→ Written task
Write out each line exactly as given. Leave the pictures out of your copy.

— begin Excerpted records —

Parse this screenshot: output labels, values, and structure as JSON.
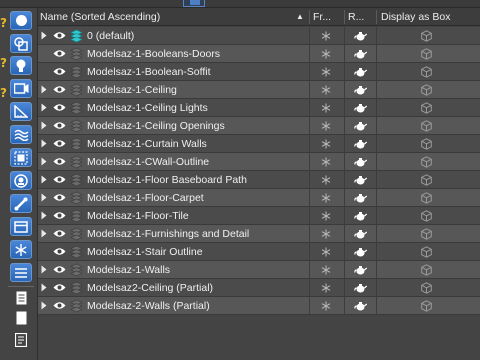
{
  "header": {
    "name_col": "Name (Sorted Ascending)",
    "freeze_col": "Fr...",
    "render_col": "R...",
    "box_col": "Display as Box",
    "sort_arrow": "▲"
  },
  "rows": [
    {
      "name": "0 (default)",
      "expandable": true,
      "highlight": true,
      "alt": false
    },
    {
      "name": "Modelsaz-1-Booleans-Doors",
      "expandable": false,
      "highlight": false,
      "alt": true
    },
    {
      "name": "Modelsaz-1-Boolean-Soffit",
      "expandable": false,
      "highlight": false,
      "alt": false
    },
    {
      "name": "Modelsaz-1-Ceiling",
      "expandable": true,
      "highlight": false,
      "alt": true
    },
    {
      "name": "Modelsaz-1-Ceiling Lights",
      "expandable": true,
      "highlight": false,
      "alt": false
    },
    {
      "name": "Modelsaz-1-Ceiling Openings",
      "expandable": true,
      "highlight": false,
      "alt": true
    },
    {
      "name": "Modelsaz-1-Curtain Walls",
      "expandable": true,
      "highlight": false,
      "alt": false
    },
    {
      "name": "Modelsaz-1-CWall-Outline",
      "expandable": true,
      "highlight": false,
      "alt": true
    },
    {
      "name": "Modelsaz-1-Floor Baseboard Path",
      "expandable": true,
      "highlight": false,
      "alt": false
    },
    {
      "name": "Modelsaz-1-Floor-Carpet",
      "expandable": true,
      "highlight": false,
      "alt": true
    },
    {
      "name": "Modelsaz-1-Floor-Tile",
      "expandable": true,
      "highlight": false,
      "alt": false
    },
    {
      "name": "Modelsaz-1-Furnishings and Detail",
      "expandable": true,
      "highlight": false,
      "alt": true
    },
    {
      "name": "Modelsaz-1-Stair Outline",
      "expandable": false,
      "highlight": false,
      "alt": false
    },
    {
      "name": "Modelsaz-1-Walls",
      "expandable": true,
      "highlight": false,
      "alt": true
    },
    {
      "name": "Modelsaz2-Ceiling (Partial)",
      "expandable": true,
      "highlight": false,
      "alt": false
    },
    {
      "name": "Modelsaz-2-Walls (Partial)",
      "expandable": true,
      "highlight": false,
      "alt": true
    }
  ],
  "sidebar": {
    "buttons": [
      "display-all-icon",
      "display-geometry-icon",
      "display-lights-icon",
      "display-cameras-icon",
      "display-helpers-icon",
      "display-spacewarps-icon",
      "display-groups-icon",
      "display-xrefs-icon",
      "display-bones-icon",
      "display-containers-icon",
      "display-frozen-icon"
    ],
    "plain": [
      "page-icon",
      "blank-page-icon",
      "list-page-icon"
    ]
  },
  "colors": {
    "accent": "#3a78cf",
    "highlight_layer": "#2fc8d0",
    "question": "#e6b92b"
  }
}
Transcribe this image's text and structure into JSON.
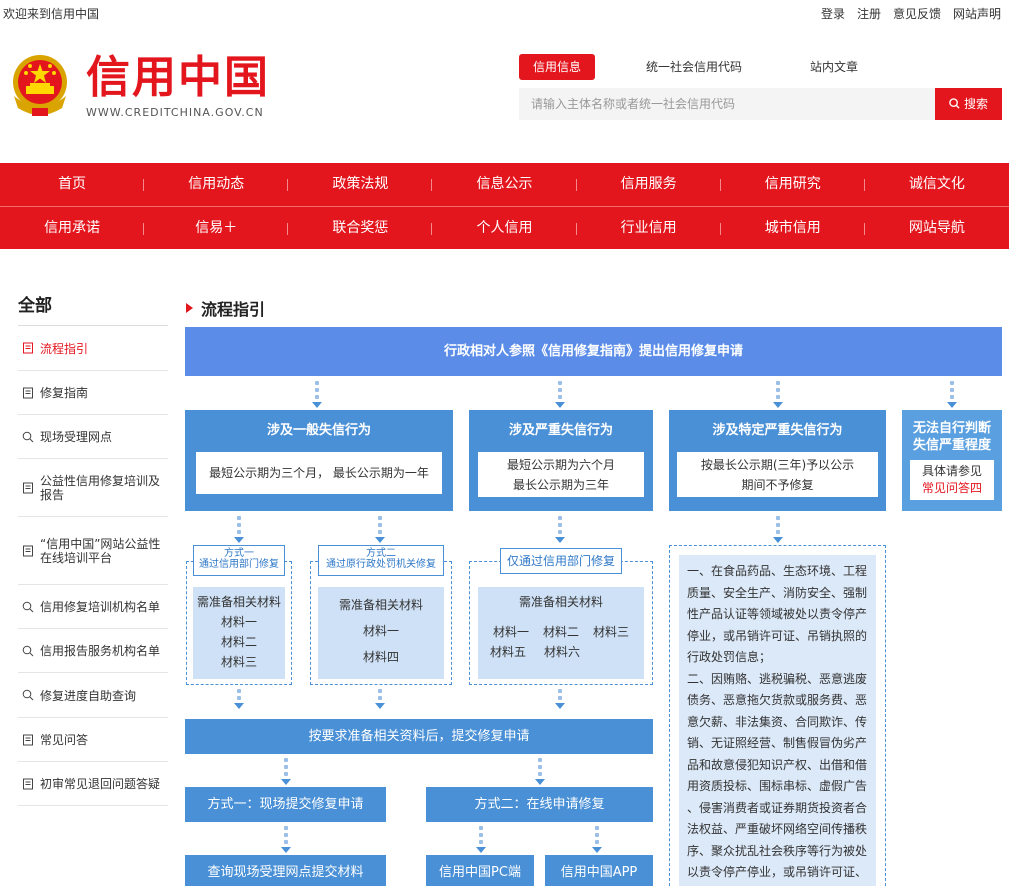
{
  "topbar": {
    "welcome": "欢迎来到信用中国",
    "links": [
      "登录",
      "注册",
      "意见反馈",
      "网站声明"
    ]
  },
  "brand": {
    "name": "信用中国",
    "url": "WWW.CREDITCHINA.GOV.CN",
    "logo_icon": "national-emblem-icon"
  },
  "search": {
    "tabs": [
      "信用信息",
      "统一社会信用代码",
      "站内文章"
    ],
    "active_tab": 0,
    "placeholder": "请输入主体名称或者统一社会信用代码",
    "button": "搜索"
  },
  "nav": {
    "row1": [
      "首页",
      "信用动态",
      "政策法规",
      "信息公示",
      "信用服务",
      "信用研究",
      "诚信文化"
    ],
    "row2": [
      "信用承诺",
      "信易＋",
      "联合奖惩",
      "个人信用",
      "行业信用",
      "城市信用",
      "网站导航"
    ]
  },
  "sidebar": {
    "title": "全部",
    "items": [
      {
        "label": "流程指引",
        "icon": "document-icon",
        "active": true
      },
      {
        "label": "修复指南",
        "icon": "document-icon"
      },
      {
        "label": "现场受理网点",
        "icon": "search-icon"
      },
      {
        "label": "公益性信用修复培训及报告",
        "icon": "document-icon"
      },
      {
        "label": "“信用中国”网站公益性在线培训平台",
        "icon": "document-icon"
      },
      {
        "label": "信用修复培训机构名单",
        "icon": "search-icon"
      },
      {
        "label": "信用报告服务机构名单",
        "icon": "search-icon"
      },
      {
        "label": "修复进度自助查询",
        "icon": "search-icon"
      },
      {
        "label": "常见问答",
        "icon": "document-icon"
      },
      {
        "label": "初审常见退回问题答疑",
        "icon": "document-icon"
      }
    ]
  },
  "main": {
    "title": "流程指引"
  },
  "flow": {
    "top": "行政相对人参照《信用修复指南》提出信用修复申请",
    "c1": {
      "title": "涉及一般失信行为",
      "desc": "最短公示期为三个月， 最长公示期为一年",
      "m1": {
        "tag1": "方式一",
        "tag2": "通过信用部门修复",
        "head": "需准备相关材料",
        "items": [
          "材料一",
          "材料二",
          "材料三"
        ]
      },
      "m2": {
        "tag1": "方式二",
        "tag2": "通过原行政处罚机关修复",
        "head": "需准备相关材料",
        "items": [
          "材料一",
          "材料四"
        ]
      }
    },
    "c2": {
      "title": "涉及严重失信行为",
      "desc1": "最短公示期为六个月",
      "desc2": "最长公示期为三年",
      "tag": "仅通过信用部门修复",
      "head": "需准备相关材料",
      "items": [
        "材料一",
        "材料二",
        "材料三",
        "材料五",
        "材料六"
      ]
    },
    "c3": {
      "title": "涉及特定严重失信行为",
      "desc1": "按最长公示期(三年)予以公示",
      "desc2": "期间不予修复",
      "text": [
        "一、在食品药品、生态环境、工程",
        "质量、安全生产、消防安全、强制",
        "性产品认证等领域被处以责令停产",
        "停业，或吊销许可证、吊销执照的",
        "行政处罚信息；",
        "二、因贿赂、逃税骗税、恶意逃废",
        "债务、恶意拖欠货款或服务费、恶",
        "意欠薪、非法集资、合同欺诈、传",
        "销、无证照经营、制售假冒伪劣产",
        "品和故意侵犯知识产权、出借和借",
        "用资质投标、围标串标、虚假广告",
        "、侵害消费者或证券期货投资者合",
        "法权益、严重破坏网络空间传播秩",
        "序、聚众扰乱社会秩序等行为被处",
        "以责令停产停业，或吊销许可证、"
      ]
    },
    "c4": {
      "title1": "无法自行判断",
      "title2": "失信严重程度",
      "desc1": "具体请参见",
      "desc2": "常见问答四"
    },
    "submit": "按要求准备相关资料后，提交修复申请",
    "way1": "方式一：现场提交修复申请",
    "way2": "方式二：在线申请修复",
    "way1_sub": "查询现场受理网点提交材料",
    "pc": "信用中国PC端",
    "app": "信用中国APP"
  }
}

— end Excerpted records —

→ Exercise answer
Parse this screenshot: output labels, values, and structure as JSON.
{
  "header": {
    "name_col": "Name (Sorted Ascending)",
    "freeze_col": "Fr...",
    "render_col": "R...",
    "box_col": "Display as Box",
    "sort_arrow": "▲"
  },
  "rows": [
    {
      "name": "0 (default)",
      "expandable": true,
      "highlight": true,
      "alt": false
    },
    {
      "name": "Modelsaz-1-Booleans-Doors",
      "expandable": false,
      "highlight": false,
      "alt": true
    },
    {
      "name": "Modelsaz-1-Boolean-Soffit",
      "expandable": false,
      "highlight": false,
      "alt": false
    },
    {
      "name": "Modelsaz-1-Ceiling",
      "expandable": true,
      "highlight": false,
      "alt": true
    },
    {
      "name": "Modelsaz-1-Ceiling Lights",
      "expandable": true,
      "highlight": false,
      "alt": false
    },
    {
      "name": "Modelsaz-1-Ceiling Openings",
      "expandable": true,
      "highlight": false,
      "alt": true
    },
    {
      "name": "Modelsaz-1-Curtain Walls",
      "expandable": true,
      "highlight": false,
      "alt": false
    },
    {
      "name": "Modelsaz-1-CWall-Outline",
      "expandable": true,
      "highlight": false,
      "alt": true
    },
    {
      "name": "Modelsaz-1-Floor Baseboard Path",
      "expandable": true,
      "highlight": false,
      "alt": false
    },
    {
      "name": "Modelsaz-1-Floor-Carpet",
      "expandable": true,
      "highlight": false,
      "alt": true
    },
    {
      "name": "Modelsaz-1-Floor-Tile",
      "expandable": true,
      "highlight": false,
      "alt": false
    },
    {
      "name": "Modelsaz-1-Furnishings and Detail",
      "expandable": true,
      "highlight": false,
      "alt": true
    },
    {
      "name": "Modelsaz-1-Stair Outline",
      "expandable": false,
      "highlight": false,
      "alt": false
    },
    {
      "name": "Modelsaz-1-Walls",
      "expandable": true,
      "highlight": false,
      "alt": true
    },
    {
      "name": "Modelsaz2-Ceiling (Partial)",
      "expandable": true,
      "highlight": false,
      "alt": false
    },
    {
      "name": "Modelsaz-2-Walls (Partial)",
      "expandable": true,
      "highlight": false,
      "alt": true
    }
  ],
  "sidebar": {
    "buttons": [
      "display-all-icon",
      "display-geometry-icon",
      "display-lights-icon",
      "display-cameras-icon",
      "display-helpers-icon",
      "display-spacewarps-icon",
      "display-groups-icon",
      "display-xrefs-icon",
      "display-bones-icon",
      "display-containers-icon",
      "display-frozen-icon"
    ],
    "plain": [
      "page-icon",
      "blank-page-icon",
      "list-page-icon"
    ]
  },
  "colors": {
    "accent": "#3a78cf",
    "highlight_layer": "#2fc8d0",
    "question": "#e6b92b"
  }
}
Transcribe this image's text and structure into JSON.
{
  "topbar": {
    "welcome": "欢迎来到信用中国",
    "links": [
      "登录",
      "注册",
      "意见反馈",
      "网站声明"
    ]
  },
  "brand": {
    "name": "信用中国",
    "url": "WWW.CREDITCHINA.GOV.CN",
    "logo_icon": "national-emblem-icon"
  },
  "search": {
    "tabs": [
      "信用信息",
      "统一社会信用代码",
      "站内文章"
    ],
    "active_tab": 0,
    "placeholder": "请输入主体名称或者统一社会信用代码",
    "button": "搜索"
  },
  "nav": {
    "row1": [
      "首页",
      "信用动态",
      "政策法规",
      "信息公示",
      "信用服务",
      "信用研究",
      "诚信文化"
    ],
    "row2": [
      "信用承诺",
      "信易＋",
      "联合奖惩",
      "个人信用",
      "行业信用",
      "城市信用",
      "网站导航"
    ]
  },
  "sidebar": {
    "title": "全部",
    "items": [
      {
        "label": "流程指引",
        "icon": "document-icon",
        "active": true
      },
      {
        "label": "修复指南",
        "icon": "document-icon"
      },
      {
        "label": "现场受理网点",
        "icon": "search-icon"
      },
      {
        "label": "公益性信用修复培训及报告",
        "icon": "document-icon"
      },
      {
        "label": "“信用中国”网站公益性在线培训平台",
        "icon": "document-icon"
      },
      {
        "label": "信用修复培训机构名单",
        "icon": "search-icon"
      },
      {
        "label": "信用报告服务机构名单",
        "icon": "search-icon"
      },
      {
        "label": "修复进度自助查询",
        "icon": "search-icon"
      },
      {
        "label": "常见问答",
        "icon": "document-icon"
      },
      {
        "label": "初审常见退回问题答疑",
        "icon": "document-icon"
      }
    ]
  },
  "main": {
    "title": "流程指引"
  },
  "flow": {
    "top": "行政相对人参照《信用修复指南》提出信用修复申请",
    "c1": {
      "title": "涉及一般失信行为",
      "desc": "最短公示期为三个月， 最长公示期为一年",
      "m1": {
        "tag1": "方式一",
        "tag2": "通过信用部门修复",
        "head": "需准备相关材料",
        "items": [
          "材料一",
          "材料二",
          "材料三"
        ]
      },
      "m2": {
        "tag1": "方式二",
        "tag2": "通过原行政处罚机关修复",
        "head": "需准备相关材料",
        "items": [
          "材料一",
          "材料四"
        ]
      }
    },
    "c2": {
      "title": "涉及严重失信行为",
      "desc1": "最短公示期为六个月",
      "desc2": "最长公示期为三年",
      "tag": "仅通过信用部门修复",
      "head": "需准备相关材料",
      "items": [
        "材料一",
        "材料二",
        "材料三",
        "材料五",
        "材料六"
      ]
    },
    "c3": {
      "title": "涉及特定严重失信行为",
      "desc1": "按最长公示期(三年)予以公示",
      "desc2": "期间不予修复",
      "text": [
        "一、在食品药品、生态环境、工程",
        "质量、安全生产、消防安全、强制",
        "性产品认证等领域被处以责令停产",
        "停业，或吊销许可证、吊销执照的",
        "行政处罚信息；",
        "二、因贿赂、逃税骗税、恶意逃废",
        "债务、恶意拖欠货款或服务费、恶",
        "意欠薪、非法集资、合同欺诈、传",
        "销、无证照经营、制售假冒伪劣产",
        "品和故意侵犯知识产权、出借和借",
        "用资质投标、围标串标、虚假广告",
        "、侵害消费者或证券期货投资者合",
        "法权益、严重破坏网络空间传播秩",
        "序、聚众扰乱社会秩序等行为被处",
        "以责令停产停业，或吊销许可证、"
      ]
    },
    "c4": {
      "title1": "无法自行判断",
      "title2": "失信严重程度",
      "desc1": "具体请参见",
      "desc2": "常见问答四"
    },
    "submit": "按要求准备相关资料后，提交修复申请",
    "way1": "方式一：现场提交修复申请",
    "way2": "方式二：在线申请修复",
    "way1_sub": "查询现场受理网点提交材料",
    "pc": "信用中国PC端",
    "app": "信用中国APP"
  }
}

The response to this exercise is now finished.